(Source records Opens)

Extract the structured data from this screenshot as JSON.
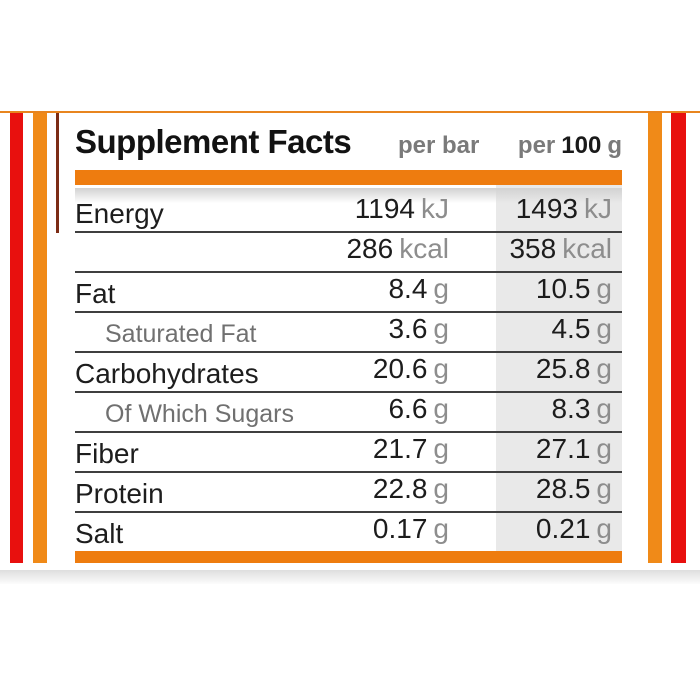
{
  "header": {
    "title": "Supplement Facts",
    "col_per_bar": "per bar",
    "col_per_100": {
      "prefix": "per",
      "amount": "100",
      "unit": "g"
    }
  },
  "table": {
    "rows": [
      {
        "label": "Energy",
        "per_bar": {
          "value": "1194",
          "unit": "kJ"
        },
        "per_100g": {
          "value": "1493",
          "unit": "kJ"
        }
      },
      {
        "label": "",
        "per_bar": {
          "value": "286",
          "unit": "kcal"
        },
        "per_100g": {
          "value": "358",
          "unit": "kcal"
        }
      },
      {
        "label": "Fat",
        "per_bar": {
          "value": "8.4",
          "unit": "g"
        },
        "per_100g": {
          "value": "10.5",
          "unit": "g"
        }
      },
      {
        "label": "Saturated Fat",
        "per_bar": {
          "value": "3.6",
          "unit": "g"
        },
        "per_100g": {
          "value": "4.5",
          "unit": "g"
        }
      },
      {
        "label": "Carbohydrates",
        "per_bar": {
          "value": "20.6",
          "unit": "g"
        },
        "per_100g": {
          "value": "25.8",
          "unit": "g"
        }
      },
      {
        "label": "Of Which Sugars",
        "per_bar": {
          "value": "6.6",
          "unit": "g"
        },
        "per_100g": {
          "value": "8.3",
          "unit": "g"
        }
      },
      {
        "label": "Fiber",
        "per_bar": {
          "value": "21.7",
          "unit": "g"
        },
        "per_100g": {
          "value": "27.1",
          "unit": "g"
        }
      },
      {
        "label": "Protein",
        "per_bar": {
          "value": "22.8",
          "unit": "g"
        },
        "per_100g": {
          "value": "28.5",
          "unit": "g"
        }
      },
      {
        "label": "Salt",
        "per_bar": {
          "value": "0.17",
          "unit": "g"
        },
        "per_100g": {
          "value": "0.21",
          "unit": "g"
        }
      }
    ]
  },
  "colors": {
    "orange_bar": "#ee7c0f",
    "stripe_orange": "#f08a18",
    "stripe_red": "#e8100e",
    "top_line": "#e8851f",
    "dark_edge": "#7c2c15",
    "gray_col": "#e9e9e9",
    "separator": "#3f3f3f",
    "title_color": "#121212",
    "label_color": "#1d1d1d",
    "sub_label_color": "#707070",
    "unit_color": "#8d8d8d",
    "header_gray": "#7a7a7a"
  }
}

(Source records Closes)

The records above must be repeated in full and exactly, but without any of the pictures.

Extract the structured data from this screenshot as JSON.
{
  "header": {
    "title": "Supplement Facts",
    "col_per_bar": "per bar",
    "col_per_100": {
      "prefix": "per",
      "amount": "100",
      "unit": "g"
    }
  },
  "table": {
    "rows": [
      {
        "label": "Energy",
        "per_bar": {
          "value": "1194",
          "unit": "kJ"
        },
        "per_100g": {
          "value": "1493",
          "unit": "kJ"
        }
      },
      {
        "label": "",
        "per_bar": {
          "value": "286",
          "unit": "kcal"
        },
        "per_100g": {
          "value": "358",
          "unit": "kcal"
        }
      },
      {
        "label": "Fat",
        "per_bar": {
          "value": "8.4",
          "unit": "g"
        },
        "per_100g": {
          "value": "10.5",
          "unit": "g"
        }
      },
      {
        "label": "Saturated Fat",
        "per_bar": {
          "value": "3.6",
          "unit": "g"
        },
        "per_100g": {
          "value": "4.5",
          "unit": "g"
        }
      },
      {
        "label": "Carbohydrates",
        "per_bar": {
          "value": "20.6",
          "unit": "g"
        },
        "per_100g": {
          "value": "25.8",
          "unit": "g"
        }
      },
      {
        "label": "Of Which Sugars",
        "per_bar": {
          "value": "6.6",
          "unit": "g"
        },
        "per_100g": {
          "value": "8.3",
          "unit": "g"
        }
      },
      {
        "label": "Fiber",
        "per_bar": {
          "value": "21.7",
          "unit": "g"
        },
        "per_100g": {
          "value": "27.1",
          "unit": "g"
        }
      },
      {
        "label": "Protein",
        "per_bar": {
          "value": "22.8",
          "unit": "g"
        },
        "per_100g": {
          "value": "28.5",
          "unit": "g"
        }
      },
      {
        "label": "Salt",
        "per_bar": {
          "value": "0.17",
          "unit": "g"
        },
        "per_100g": {
          "value": "0.21",
          "unit": "g"
        }
      }
    ]
  },
  "colors": {
    "orange_bar": "#ee7c0f",
    "stripe_orange": "#f08a18",
    "stripe_red": "#e8100e",
    "top_line": "#e8851f",
    "dark_edge": "#7c2c15",
    "gray_col": "#e9e9e9",
    "separator": "#3f3f3f",
    "title_color": "#121212",
    "label_color": "#1d1d1d",
    "sub_label_color": "#707070",
    "unit_color": "#8d8d8d",
    "header_gray": "#7a7a7a"
  }
}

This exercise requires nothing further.